*** Document text

Split long string with spaces but without punctuation-CodePudding

I have a long string that i need to break by spaces so i did this in ios

let str = """
يَا أَيُّهَا الَّذِينَ آمَنُوا لَا تَقْرَبُوا الصَّلَاةَ وَأَنْتُمْ سُكَارَىٰ حَتَّىٰ تَعْلَمُوا مَا تَقُولُونَ وَلَا جُنُبًا إِلَّا عَابِرِي سَبِيلٍ حَتَّىٰ تَغْتَسِلُوا ۚ وَإِنْ كُنْتُمْ مَرْضَىٰ أَوْ عَلَىٰ سَفَرٍ أَوْ جَاءَ أَحَدٌ مِنْكُمْ مِنَ الْغَائِطِ أَوْ لَامَسْتُمُ النِّسَاءَ فَلَمْ تَجِدُوا مَاءً فَتَيَمَّمُوا صَعِيدًا طَيِّبًا فَامْسَحُوا بِوُجُوهِكُمْ وَأَيْدِيكُمْ ۗ إِنَّ اللَّهَ كَانَ عَفُوًّا غَفُورًا
"""
let count = str.components(separatedBy: " ").count
        
print(count) // 49

and it gives 49 but same thing in kotlin gives 51 here

val str = getString(R.string.valueHere)

val count = str.split(" ").count()

Log.d("count is " , count.toString()) // 51

With

<string name="valueHere">يَا أَيُّهَا الَّذِينَ آمَنُوا لَا تَقْرَبُوا الصَّلَاةَ وَأَنْتُمْ سُكَارَىٰ حَتَّىٰ تَعْلَمُوا مَا تَقُولُونَ وَلَا جُنُبًا إِلَّا عَابِرِي سَبِيلٍ حَتَّىٰ تَغْتَسِلُوا ۚ وَإِنْ كُنْتُمْ مَرْضَىٰ أَوْ عَلَىٰ سَفَرٍ أَوْ جَاءَ أَحَدٌ مِنْكُمْ مِنَ الْغَائِطِ أَوْ لَامَسْتُمُ النِّسَاءَ فَلَمْ تَجِدُوا مَاءً فَتَيَمَّمُوا صَعِيدًا طَيِّبًا فَامْسَحُوا بِوُجُوهِكُمْ وَأَيْدِيكُمْ ۗ إِنَّ اللَّهَ كَانَ عَفُوًّا غَفُورًا</string>

I need word count to be 49 in android; in android it seems that it counts decorate characters in spaces, How to fix this and produce the same result in Kotlin ?

Edit:

fun getColorRange(): Range<Int> { 
    
    val text =  // my long string here
    val all = text.split (" ")
    val sub = (wordFrom..wordTo).map { all[it] }.joinToString(" ")

******
*** Listed records

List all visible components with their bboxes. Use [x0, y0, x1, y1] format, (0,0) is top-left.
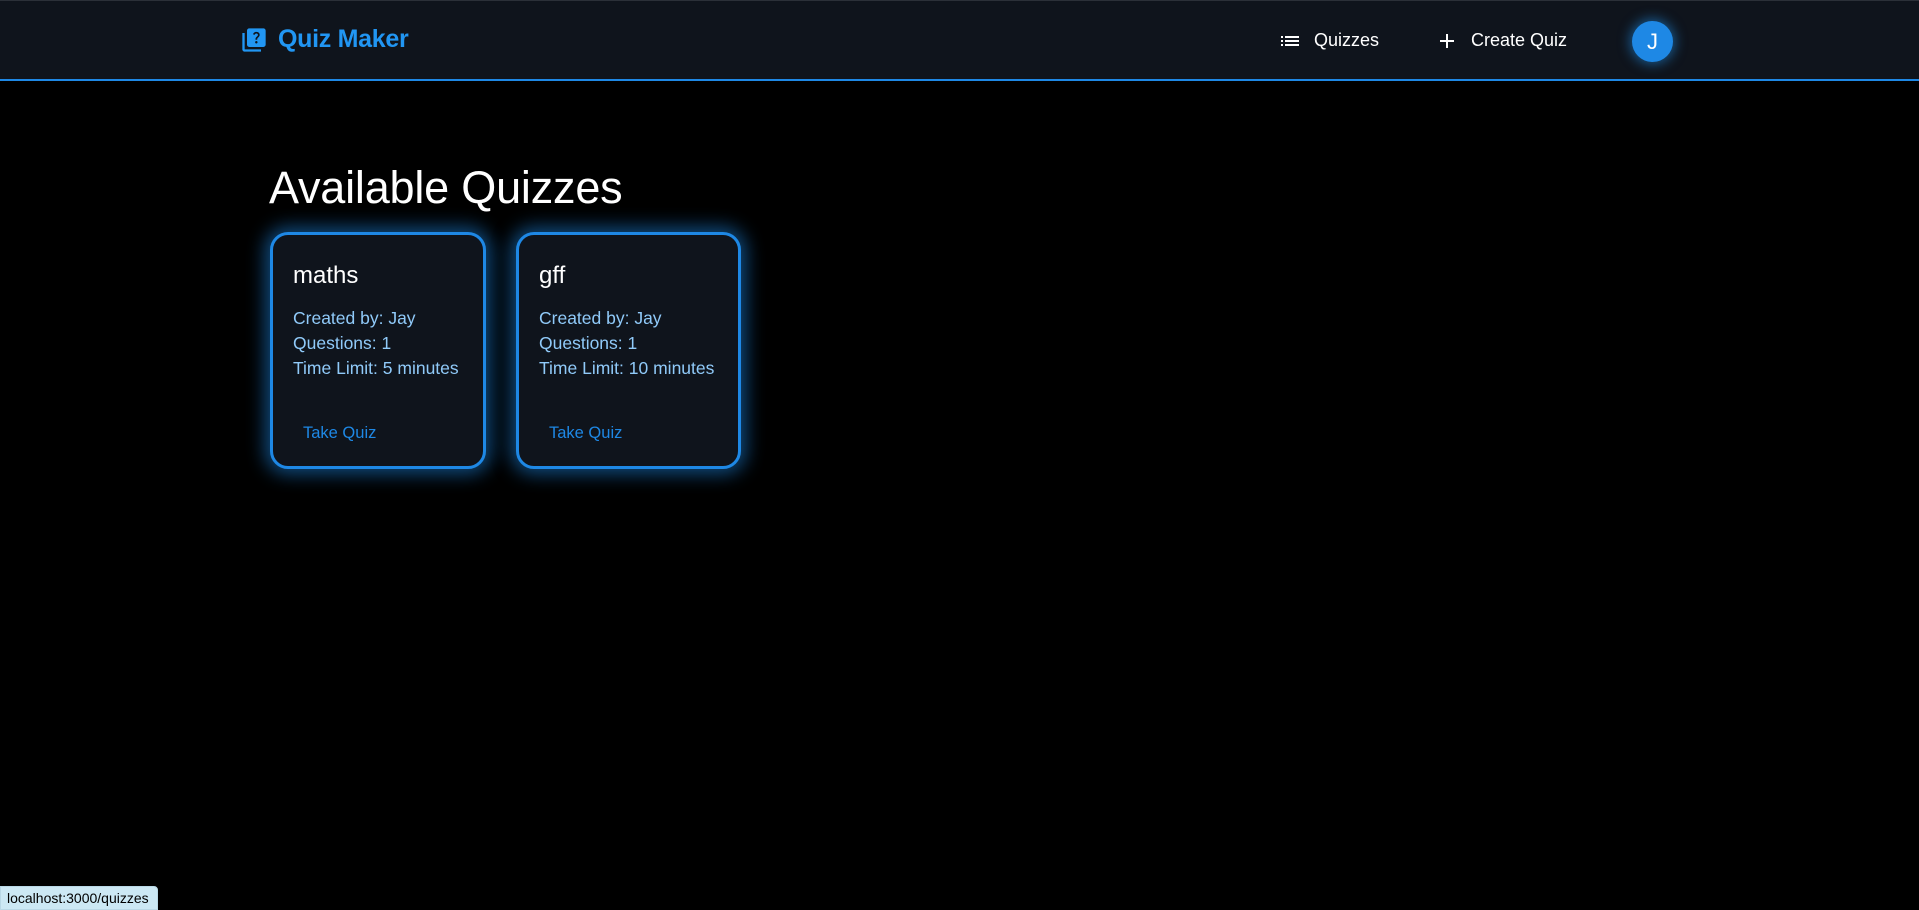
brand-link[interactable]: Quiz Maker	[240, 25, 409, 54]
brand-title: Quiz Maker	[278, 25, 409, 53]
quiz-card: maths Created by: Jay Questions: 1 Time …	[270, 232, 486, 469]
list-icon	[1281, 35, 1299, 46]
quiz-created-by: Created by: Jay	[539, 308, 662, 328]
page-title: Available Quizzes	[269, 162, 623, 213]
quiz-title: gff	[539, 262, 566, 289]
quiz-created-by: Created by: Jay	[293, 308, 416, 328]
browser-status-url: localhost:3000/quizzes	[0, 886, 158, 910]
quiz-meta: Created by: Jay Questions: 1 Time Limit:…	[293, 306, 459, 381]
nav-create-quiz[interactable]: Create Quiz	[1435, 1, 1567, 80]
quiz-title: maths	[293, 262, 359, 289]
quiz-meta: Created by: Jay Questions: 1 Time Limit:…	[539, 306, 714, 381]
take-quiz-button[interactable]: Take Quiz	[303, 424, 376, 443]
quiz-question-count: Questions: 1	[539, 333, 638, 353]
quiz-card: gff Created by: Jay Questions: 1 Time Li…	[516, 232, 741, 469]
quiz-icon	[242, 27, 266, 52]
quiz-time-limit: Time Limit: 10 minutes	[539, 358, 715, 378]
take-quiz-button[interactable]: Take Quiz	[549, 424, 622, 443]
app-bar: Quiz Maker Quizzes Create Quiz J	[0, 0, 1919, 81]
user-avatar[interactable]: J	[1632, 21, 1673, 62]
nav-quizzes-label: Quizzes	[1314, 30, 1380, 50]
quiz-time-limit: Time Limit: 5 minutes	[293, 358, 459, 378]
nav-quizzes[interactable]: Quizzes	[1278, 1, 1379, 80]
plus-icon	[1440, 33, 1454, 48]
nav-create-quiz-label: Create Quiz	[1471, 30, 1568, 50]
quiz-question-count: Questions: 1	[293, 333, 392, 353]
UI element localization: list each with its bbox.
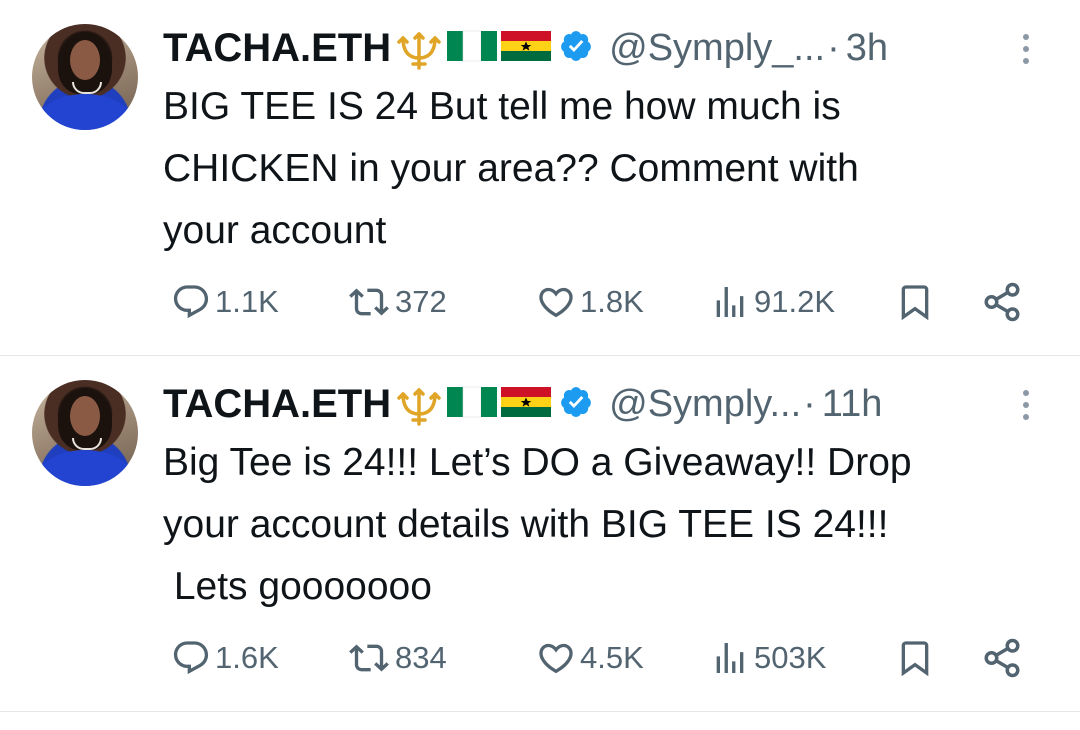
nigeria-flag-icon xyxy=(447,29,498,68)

******

> **Task list**:
A – Repeat the part of the string-splitting post from "and it gives" up to and including "in Kotlin ?".
B – In the string-splitting post, what count does the Kotlin code log?
None of these rows are needed for the work.

> **Completed exercise**:
A –
and it gives 49 but same thing in kotlin gives 51 here

val str = getString(R.string.valueHere)

val count = str.split(" ").count()

Log.d("count is " , count.toString()) // 51

With

<string name="valueHere">يَا أَيُّهَا الَّذِينَ آمَنُوا لَا تَقْرَبُوا الصَّلَاةَ وَأَنْتُمْ سُكَارَىٰ حَتَّىٰ تَعْلَمُوا مَا تَقُولُونَ وَلَا جُنُبًا إِلَّا عَابِرِي سَبِيلٍ حَتَّىٰ تَغْتَسِلُوا ۚ وَإِنْ كُنْتُمْ مَرْضَىٰ أَوْ عَلَىٰ سَفَرٍ أَوْ جَاءَ أَحَدٌ مِنْكُمْ مِنَ الْغَائِطِ أَوْ لَامَسْتُمُ النِّسَاءَ فَلَمْ تَجِدُوا مَاءً فَتَيَمَّمُوا صَعِيدًا طَيِّبًا فَامْسَحُوا بِوُجُوهِكُمْ وَأَيْدِيكُمْ ۗ إِنَّ اللَّهَ كَانَ عَفُوًّا غَفُورًا</string>

I need word count to be 49 in android; in android it seems that it counts decorate characters in spaces, How to fix this and produce the same result in Kotlin ?

B – 51